A block of data:
◇ ◇ ◇ ◇ ◇ ◇ ◇
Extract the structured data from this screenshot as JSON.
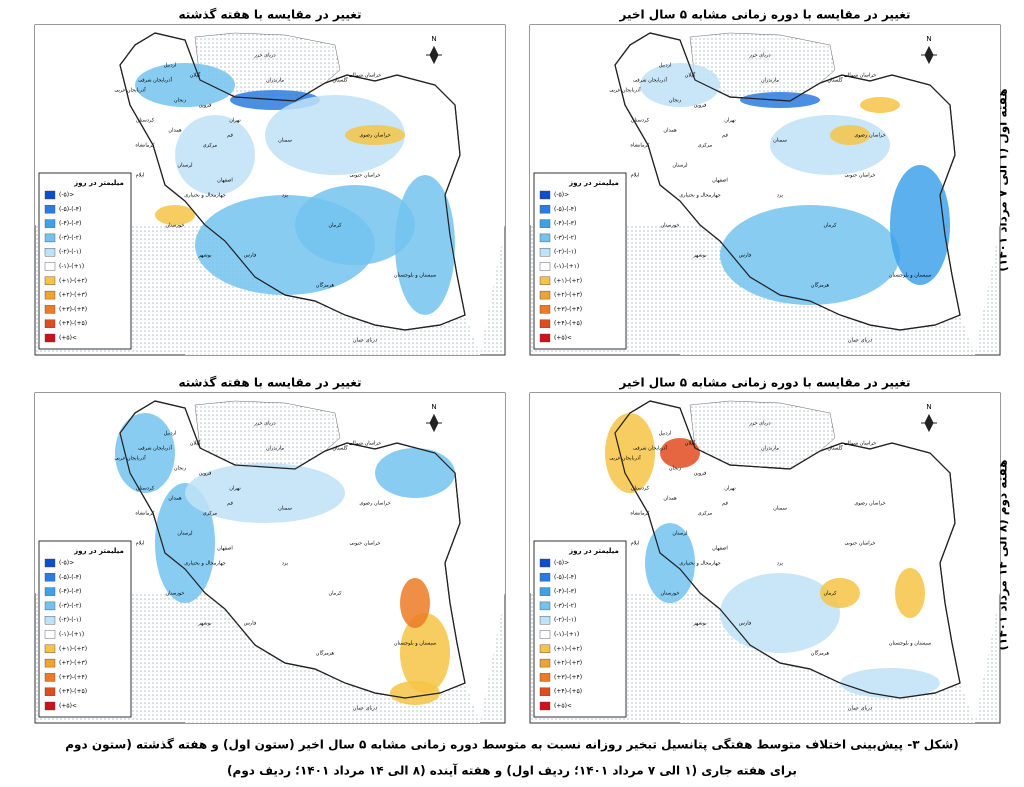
{
  "panels": [
    {
      "title": "تغییر در مقایسه با هفته گذشته"
    },
    {
      "title": "تغییر در مقایسه با دوره زمانی مشابه ۵ سال اخیر"
    },
    {
      "title": "تغییر در مقایسه با هفته گذشته"
    },
    {
      "title": "تغییر در مقایسه با دوره زمانی مشابه ۵ سال اخیر"
    }
  ],
  "row_labels": [
    "هفته اول (۱ الی ۷ مرداد ۱۴۰۱)",
    "هفته دوم (۸ الی ۱۴ مرداد ۱۴۰۱)"
  ],
  "legend": {
    "title": "میلیمتر در روز",
    "items": [
      {
        "label": "(-۵)>",
        "color": "#0a4fd0"
      },
      {
        "label": "(-۵)-(-۴)",
        "color": "#2b7be0"
      },
      {
        "label": "(-۴)-(-۳)",
        "color": "#3ea2ea"
      },
      {
        "label": "(-۳)-(-۲)",
        "color": "#73c3f0"
      },
      {
        "label": "(-۲)-(-۱)",
        "color": "#bfe2f7"
      },
      {
        "label": "(-۱)-(+۱)",
        "color": "#ffffff"
      },
      {
        "label": "(+۱)-(+۲)",
        "color": "#f6c445"
      },
      {
        "label": "(+۲)-(+۳)",
        "color": "#f1a234"
      },
      {
        "label": "(+۳)-(+۴)",
        "color": "#ec7b26"
      },
      {
        "label": "(+۴)-(+۵)",
        "color": "#e04b1f"
      },
      {
        "label": "(+۵)<",
        "color": "#d0111a"
      }
    ]
  },
  "compass": "N",
  "places": [
    "دریای خزر",
    "دریای عمان",
    "خراسان شمالی",
    "خراسان رضوی",
    "خراسان جنوبی",
    "سمنان",
    "تهران",
    "اصفهان",
    "یزد",
    "کرمان",
    "فارس",
    "هرمزگان",
    "سیستان و بلوچستان",
    "خوزستان",
    "بوشهر",
    "لرستان",
    "کرمانشاه",
    "همدان",
    "مرکزی",
    "قم",
    "قزوین",
    "زنجان",
    "گیلان",
    "مازندران",
    "گلستان",
    "اردبیل",
    "آذربایجان شرقی",
    "آذربایجان غربی",
    "کردستان",
    "ایلام",
    "چهارمحال و بختیاری"
  ],
  "caption": [
    "(شکل ۳- پیش‌بینی اختلاف متوسط هفتگی پتانسیل تبخیر روزانه نسبت به متوسط دوره زمانی مشابه ۵ سال اخیر (ستون اول) و هفته گذشته (ستون دوم",
    "برای هفته جاری (۱ الی ۷ مرداد ۱۴۰۱؛ ردیف اول) و هفته آینده (۸ الی ۱۴ مرداد ۱۴۰۱؛ ردیف دوم)"
  ]
}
◇ ◇ ◇ ◇ ◇ ◇ ◇
What to work on:
Find the lines containing "color" and pull them out.

Output of the task:
        "color": "#0a4fd0"
        "color": "#2b7be0"
        "color": "#3ea2ea"
        "color": "#73c3f0"
        "color": "#bfe2f7"
        "color": "#ffffff"
        "color": "#f6c445"
        "color": "#f1a234"
        "color": "#ec7b26"
        "color": "#e04b1f"
        "color": "#d0111a"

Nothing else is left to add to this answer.